━━━━━ Supplied passage ━━━━━

Compound, which holds over $90m of assets in its smart contracts, is following a similar model to MakerDAO’s, DeFi’s biggest platform. Holders of MakerDAO token MKR are able to vote on all governance decisions in a system where 1 token = 1 vote. Some of DeFi’s biggest projects are also moving in this direction, with Kyber Network about to roll out a governance system for KNC token holders, while Synthetix doing the same with SNX.
COMP token distribution:
- 24% (2,396,307 COMP) goes to shareholders of Compound Labs Inc. Investors in Compound include a16z, which led its $25m series A round, and Coinbase Ventures, Bain Capital, Polychain Capital, which participated in its seed round.
- 22% (2,226,037 COMP) goes to the project’s founders and team, subject to 4-year vesting.
- 3.7% (372,707 COMP) is reserved for future team members.
- 50% (5,004,949 COMP) is reserved for users of the protocol.

━━━━━ Listed records ━━━━━

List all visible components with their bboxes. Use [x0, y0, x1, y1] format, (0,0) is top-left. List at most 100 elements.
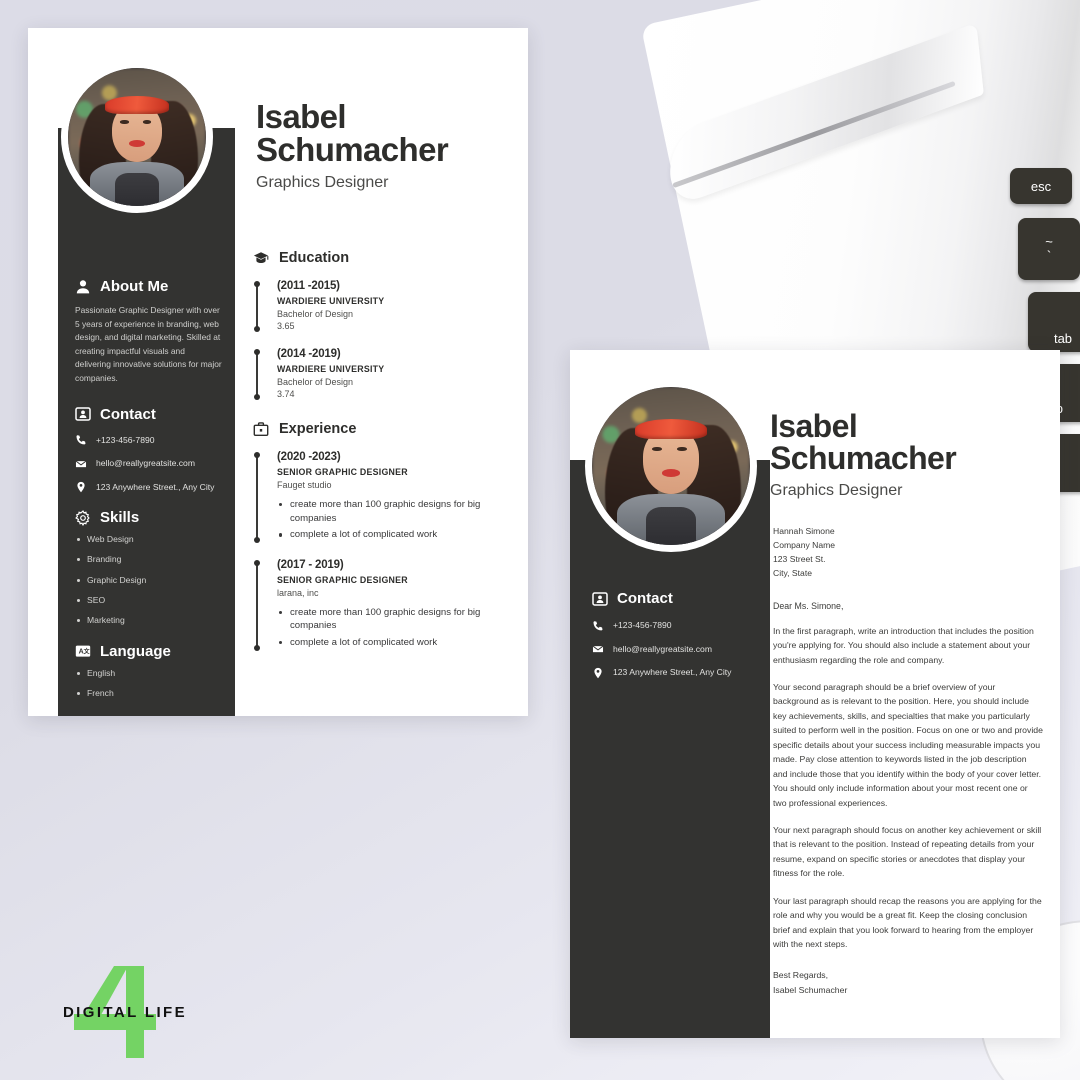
contact-card-icon [75, 407, 91, 421]
contact-phone-value: +123-456-7890 [96, 434, 155, 445]
contact-address-value: 123 Anywhere Street., Any City [96, 481, 215, 492]
cover-letter-contact-block: Contact +123-456-7890 hello@reallygreats… [592, 590, 752, 690]
salutation: Dear Ms. Simone, [773, 600, 844, 611]
education-label: Education [279, 250, 350, 266]
svg-text:文: 文 [83, 647, 91, 655]
list-item: Branding [75, 554, 222, 565]
job-role: Graphics Designer [256, 174, 389, 191]
contact-email[interactable]: hello@reallygreatsite.com [592, 643, 752, 656]
contact-address[interactable]: 123 Anywhere Street., Any City [592, 666, 752, 679]
skills-heading: Skills [75, 509, 222, 526]
phone-icon [593, 620, 603, 630]
last-name: Schumacher [770, 440, 957, 476]
contact-address[interactable]: 123 Anywhere Street., Any City [75, 481, 222, 494]
cover-letter-page: Isabel Schumacher Graphics Designer Cont… [570, 350, 1060, 1038]
letter-paragraph: Your last paragraph should recap the rea… [773, 895, 1042, 949]
list-item: English [75, 668, 222, 679]
esc-key: esc [1010, 168, 1072, 204]
profile-photo [592, 387, 750, 545]
list-item: complete a lot of complicated work [277, 636, 523, 650]
experience-company: larana, inc [277, 587, 319, 598]
education-date: (2014 -2019) [277, 348, 341, 360]
cover-letter-name-block: Isabel Schumacher Graphics Designer [770, 410, 1050, 500]
contact-email-value: hello@reallygreatsite.com [96, 458, 196, 469]
backtick-key-label: ` [1046, 248, 1052, 263]
resume-sidebar-content: About Me Passionate Graphic Designer wit… [75, 278, 222, 708]
experience-entry: (2020 -2023) SENIOR GRAPHIC DESIGNER Fau… [253, 451, 523, 543]
about-me-text: Passionate Graphic Designer with over 5 … [75, 305, 222, 384]
brand-logo: DIGITAL LIFE [40, 962, 210, 1062]
contact-heading: Contact [592, 590, 752, 607]
contact-heading: Contact [75, 406, 222, 423]
list-item: complete a lot of complicated work [277, 528, 523, 542]
timeline-rail [254, 452, 260, 543]
language-label: Language [100, 643, 171, 661]
education-gpa: 3.65 [277, 321, 295, 331]
letter-closing: Best Regards, Isabel Schumacher [773, 970, 848, 995]
list-item: create more than 100 graphic designs for… [277, 606, 523, 633]
esc-key-label: esc [1030, 178, 1052, 194]
phone-icon [76, 435, 86, 445]
experience-bullets: create more than 100 graphic designs for… [277, 606, 523, 650]
resume-main-column: Education (2011 -2015) WARDIERE UNIVERSI… [253, 250, 523, 667]
contact-list: +123-456-7890 hello@reallygreatsite.com … [75, 434, 222, 494]
avatar [585, 380, 757, 552]
education-entry: (2011 -2015) WARDIERE UNIVERSITY Bachelo… [253, 280, 523, 332]
first-name: Isabel [256, 98, 347, 135]
job-role: Graphics Designer [770, 482, 903, 499]
experience-label: Experience [279, 421, 357, 437]
location-pin-icon [594, 667, 602, 678]
letter-paragraph: Your second paragraph should be a brief … [773, 682, 1043, 808]
about-me-heading: About Me [75, 278, 222, 295]
tab-key: tab [1028, 292, 1080, 352]
cover-letter-body: Hannah Simone Company Name 123 Street St… [773, 525, 1043, 997]
contact-phone[interactable]: +123-456-7890 [592, 619, 752, 632]
location-pin-icon [77, 481, 85, 493]
poster-canvas: esc ~ ` tab cap s Isabel Schumacher Grap… [0, 0, 1080, 1080]
education-heading: Education [253, 250, 523, 266]
language-heading: A 文 Language [75, 643, 222, 660]
first-name: Isabel [770, 408, 858, 444]
profile-photo [68, 68, 206, 206]
tab-key-label: tab [1053, 331, 1073, 346]
person-icon [76, 279, 90, 293]
experience-company: Fauget studio [277, 480, 332, 490]
list-item: Graphic Design [75, 575, 222, 586]
contact-label: Contact [617, 590, 673, 607]
timeline-rail [254, 349, 260, 400]
education-org: WARDIERE UNIVERSITY [277, 364, 385, 374]
briefcase-icon [253, 422, 269, 437]
contact-card-icon [592, 591, 608, 606]
tilde-key: ~ ` [1018, 218, 1080, 280]
list-item: create more than 100 graphic designs for… [277, 498, 523, 525]
experience-bullets: create more than 100 graphic designs for… [277, 498, 523, 542]
resume-page: Isabel Schumacher Graphics Designer Abou… [28, 28, 528, 716]
experience-date: (2020 -2023) [277, 451, 341, 463]
list-item: SEO [75, 595, 222, 606]
letter-paragraph: Your next paragraph should focus on anot… [773, 824, 1042, 879]
list-item: Marketing [75, 615, 222, 626]
contact-phone-value: +123-456-7890 [613, 620, 672, 630]
gear-icon [75, 509, 90, 526]
contact-phone[interactable]: +123-456-7890 [75, 434, 222, 447]
contact-email[interactable]: hello@reallygreatsite.com [75, 457, 222, 470]
skills-label: Skills [100, 509, 140, 527]
education-entry: (2014 -2019) WARDIERE UNIVERSITY Bachelo… [253, 348, 523, 400]
envelope-icon [75, 460, 87, 467]
education-degree: Bachelor of Design [277, 309, 354, 319]
experience-title: SENIOR GRAPHIC DESIGNER [277, 574, 408, 585]
last-name: Schumacher [256, 131, 449, 168]
language-list: English French [75, 668, 222, 699]
translate-icon: A 文 [75, 645, 91, 657]
education-degree: Bachelor of Design [277, 377, 354, 387]
list-item: Web Design [75, 534, 222, 545]
experience-heading: Experience [253, 421, 523, 437]
logo-wordmark: DIGITAL LIFE [62, 1004, 188, 1021]
contact-label: Contact [100, 405, 156, 423]
envelope-icon [592, 645, 604, 653]
about-me-label: About Me [100, 278, 169, 295]
recipient-address: Hannah Simone Company Name 123 Street St… [773, 526, 836, 578]
contact-list: +123-456-7890 hello@reallygreatsite.com … [592, 619, 752, 679]
education-date: (2011 -2015) [277, 280, 340, 292]
contact-address-value: 123 Anywhere Street., Any City [613, 667, 732, 677]
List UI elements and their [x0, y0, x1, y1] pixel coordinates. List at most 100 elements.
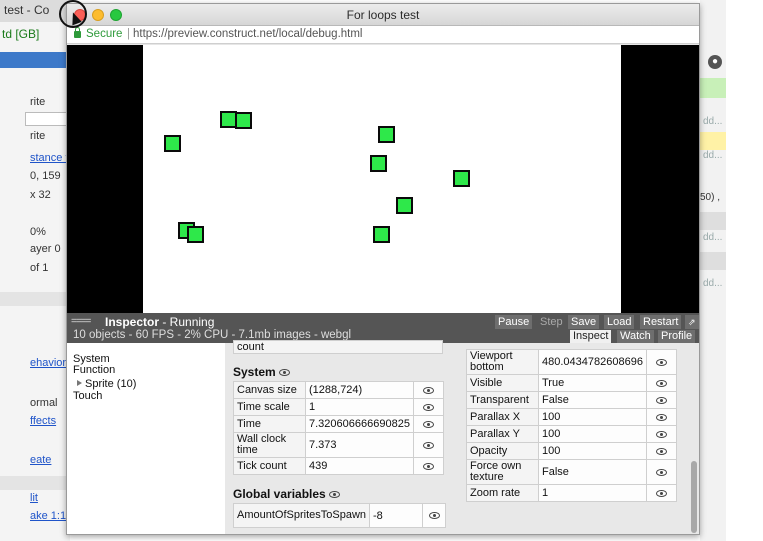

━━━━━

**Challenges**:
**A.** Name every investor in Compound mentioned in the passage on Compound's COMP token.
**B.** Rewrite the listing lines beginning at the line that has "contact-card-icon [75, 407, 91, 421]" and stopping after the line that has "job-role: Graphics Designer [256, 174, 389, 191]", substituting "text" for "value"; return only those lines.
The passage on Compound's COMP token and the listing are unrelated to each other.

**Responses for each task**:
**A.** a16z, Coinbase Ventures, Bain Capital, Polychain Capital

**B.**
contact-card-icon [75, 407, 91, 421]
contact-phone-text: +123-456-7890 [96, 434, 155, 445]
contact-address-text: 123 Anywhere Street., Any City [96, 481, 215, 492]
cover-letter-contact-block: Contact +123-456-7890 hello@reallygreats… [592, 590, 752, 690]
salutation: Dear Ms. Simone, [773, 600, 844, 611]
education-label: Education [279, 250, 350, 266]
svg-text:文: 文 [83, 647, 91, 655]
list-item: Branding [75, 554, 222, 565]
job-role: Graphics Designer [256, 174, 389, 191]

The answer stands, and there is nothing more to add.